## Start INPUT MATERIAL

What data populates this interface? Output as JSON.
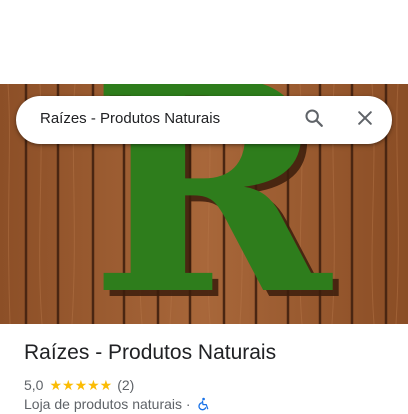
{
  "search": {
    "query": "Raízes - Produtos Naturais"
  },
  "hero": {
    "logo_letter": "R"
  },
  "place": {
    "title": "Raízes - Produtos Naturais",
    "rating_value": "5,0",
    "stars": "★★★★★",
    "review_count": "(2)",
    "category": "Loja de produtos naturais",
    "separator": "·"
  },
  "colors": {
    "wood": "#9b5a2e",
    "logo_green": "#2e7d1c",
    "star": "#fbbc04",
    "accessibility_blue": "#1a73e8"
  },
  "icons": [
    "search-icon",
    "close-icon",
    "wheelchair-icon"
  ]
}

## End INPUT MATERIAL

◆ **TASK OBJECTIVE**: Without the pictures, copy the material exactly as given.

◆ **ANSWER FOR THIS EXERCISE**:
What data populates this interface? Output as JSON.
{
  "search": {
    "query": "Raízes - Produtos Naturais"
  },
  "hero": {
    "logo_letter": "R"
  },
  "place": {
    "title": "Raízes - Produtos Naturais",
    "rating_value": "5,0",
    "stars": "★★★★★",
    "review_count": "(2)",
    "category": "Loja de produtos naturais",
    "separator": "·"
  },
  "colors": {
    "wood": "#9b5a2e",
    "logo_green": "#2e7d1c",
    "star": "#fbbc04",
    "accessibility_blue": "#1a73e8"
  },
  "icons": [
    "search-icon",
    "close-icon",
    "wheelchair-icon"
  ]
}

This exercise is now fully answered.